_REQUIREMENTS_
Count how many lines hold the word "JSON" and give that number as the whole answer.

_Entries with figure data_
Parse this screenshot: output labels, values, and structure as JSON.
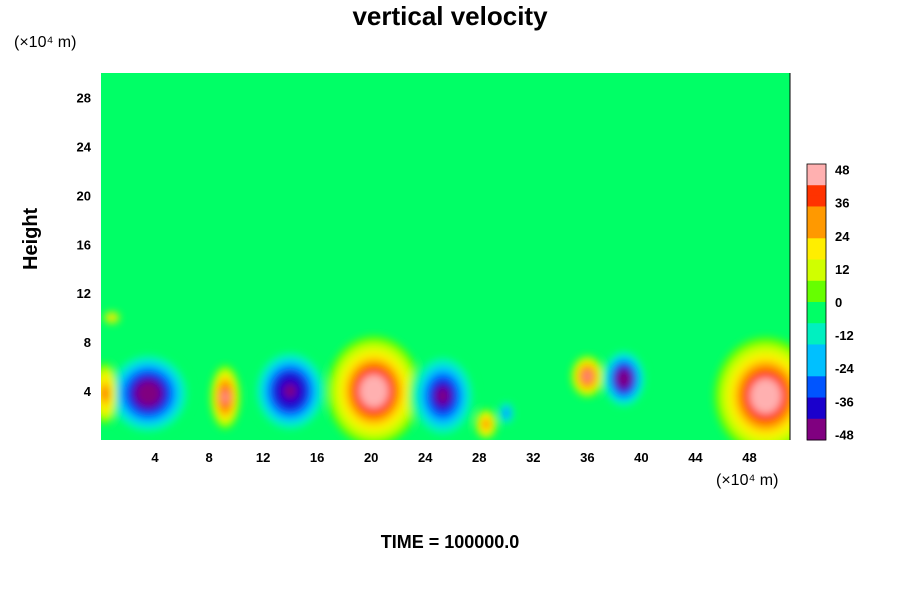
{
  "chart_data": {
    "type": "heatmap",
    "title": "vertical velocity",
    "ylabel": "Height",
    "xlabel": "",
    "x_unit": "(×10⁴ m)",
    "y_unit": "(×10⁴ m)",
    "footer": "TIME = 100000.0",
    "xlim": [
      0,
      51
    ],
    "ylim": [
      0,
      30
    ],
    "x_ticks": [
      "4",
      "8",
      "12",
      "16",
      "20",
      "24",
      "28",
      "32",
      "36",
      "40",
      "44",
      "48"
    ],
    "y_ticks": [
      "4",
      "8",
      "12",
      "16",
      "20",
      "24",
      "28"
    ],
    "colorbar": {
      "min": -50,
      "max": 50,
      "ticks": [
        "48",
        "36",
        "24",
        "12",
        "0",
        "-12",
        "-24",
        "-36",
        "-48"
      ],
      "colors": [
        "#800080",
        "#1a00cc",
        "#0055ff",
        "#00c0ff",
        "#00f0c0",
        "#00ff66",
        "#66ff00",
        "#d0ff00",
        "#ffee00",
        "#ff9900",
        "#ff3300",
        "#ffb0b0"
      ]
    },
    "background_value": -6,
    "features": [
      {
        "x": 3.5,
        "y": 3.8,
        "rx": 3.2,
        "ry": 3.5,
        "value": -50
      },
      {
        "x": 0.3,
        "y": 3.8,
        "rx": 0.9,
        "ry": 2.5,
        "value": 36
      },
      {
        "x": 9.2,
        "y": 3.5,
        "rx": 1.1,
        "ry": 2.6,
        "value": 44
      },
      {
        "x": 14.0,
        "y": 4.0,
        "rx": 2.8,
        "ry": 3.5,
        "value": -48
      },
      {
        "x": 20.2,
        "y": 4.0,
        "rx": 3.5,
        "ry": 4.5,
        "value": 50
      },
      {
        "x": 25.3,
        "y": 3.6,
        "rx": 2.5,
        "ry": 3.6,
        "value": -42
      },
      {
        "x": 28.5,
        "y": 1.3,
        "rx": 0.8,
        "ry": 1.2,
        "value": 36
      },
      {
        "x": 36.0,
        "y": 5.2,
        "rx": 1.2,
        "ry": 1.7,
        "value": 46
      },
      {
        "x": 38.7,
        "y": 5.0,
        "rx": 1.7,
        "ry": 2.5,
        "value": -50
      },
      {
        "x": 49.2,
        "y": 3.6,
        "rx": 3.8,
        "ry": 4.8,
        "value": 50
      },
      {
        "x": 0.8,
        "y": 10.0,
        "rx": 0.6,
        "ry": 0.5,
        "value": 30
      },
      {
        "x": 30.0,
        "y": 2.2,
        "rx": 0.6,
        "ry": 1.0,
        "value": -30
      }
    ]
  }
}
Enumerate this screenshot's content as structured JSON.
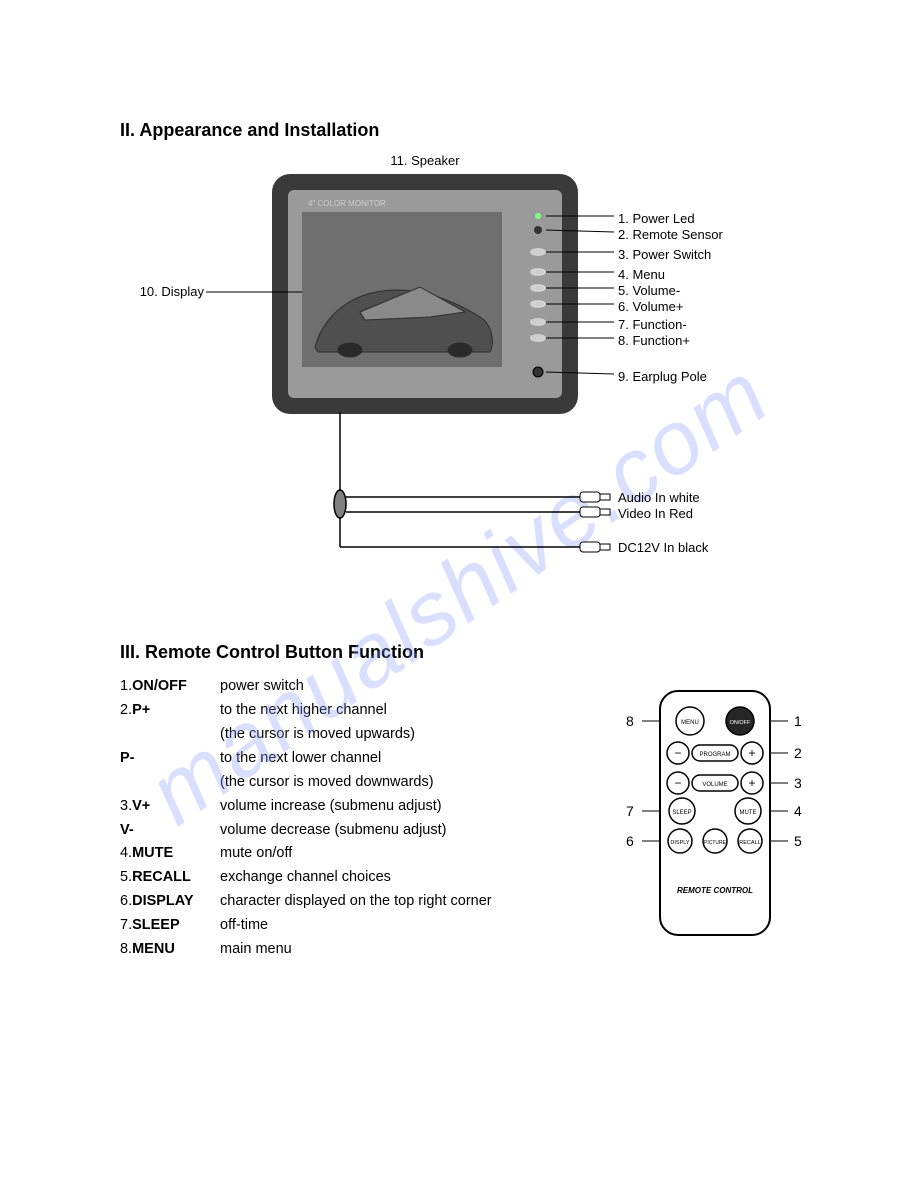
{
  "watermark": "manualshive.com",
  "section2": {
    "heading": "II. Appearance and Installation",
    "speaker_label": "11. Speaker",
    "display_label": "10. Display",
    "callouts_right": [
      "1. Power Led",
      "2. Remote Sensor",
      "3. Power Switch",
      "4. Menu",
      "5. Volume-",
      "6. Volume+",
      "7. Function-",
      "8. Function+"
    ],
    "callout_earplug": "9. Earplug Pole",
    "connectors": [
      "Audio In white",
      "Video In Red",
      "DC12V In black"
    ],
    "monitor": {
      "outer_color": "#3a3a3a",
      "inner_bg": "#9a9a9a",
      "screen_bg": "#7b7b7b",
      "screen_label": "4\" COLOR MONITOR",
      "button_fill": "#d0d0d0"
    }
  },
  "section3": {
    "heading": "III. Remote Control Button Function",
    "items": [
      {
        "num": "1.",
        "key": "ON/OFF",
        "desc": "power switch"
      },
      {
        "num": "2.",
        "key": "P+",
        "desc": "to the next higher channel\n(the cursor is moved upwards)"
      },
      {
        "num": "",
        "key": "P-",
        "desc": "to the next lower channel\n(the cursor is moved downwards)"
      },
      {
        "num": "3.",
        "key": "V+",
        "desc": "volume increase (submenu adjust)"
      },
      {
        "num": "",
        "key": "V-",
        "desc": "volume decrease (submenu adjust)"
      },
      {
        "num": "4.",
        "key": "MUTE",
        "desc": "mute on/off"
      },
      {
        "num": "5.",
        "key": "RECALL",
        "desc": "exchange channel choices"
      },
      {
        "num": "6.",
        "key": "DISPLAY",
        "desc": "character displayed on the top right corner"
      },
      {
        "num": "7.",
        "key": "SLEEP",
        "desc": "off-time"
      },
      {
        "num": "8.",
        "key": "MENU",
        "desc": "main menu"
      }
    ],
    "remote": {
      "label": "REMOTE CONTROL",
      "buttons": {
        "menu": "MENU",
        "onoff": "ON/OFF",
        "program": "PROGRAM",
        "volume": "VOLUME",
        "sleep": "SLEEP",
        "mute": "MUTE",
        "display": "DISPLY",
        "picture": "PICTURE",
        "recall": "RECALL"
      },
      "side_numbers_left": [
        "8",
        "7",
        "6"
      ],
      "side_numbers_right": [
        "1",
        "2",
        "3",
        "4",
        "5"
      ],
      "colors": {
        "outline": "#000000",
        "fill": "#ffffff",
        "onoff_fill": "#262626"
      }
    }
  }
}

_RESULT_
2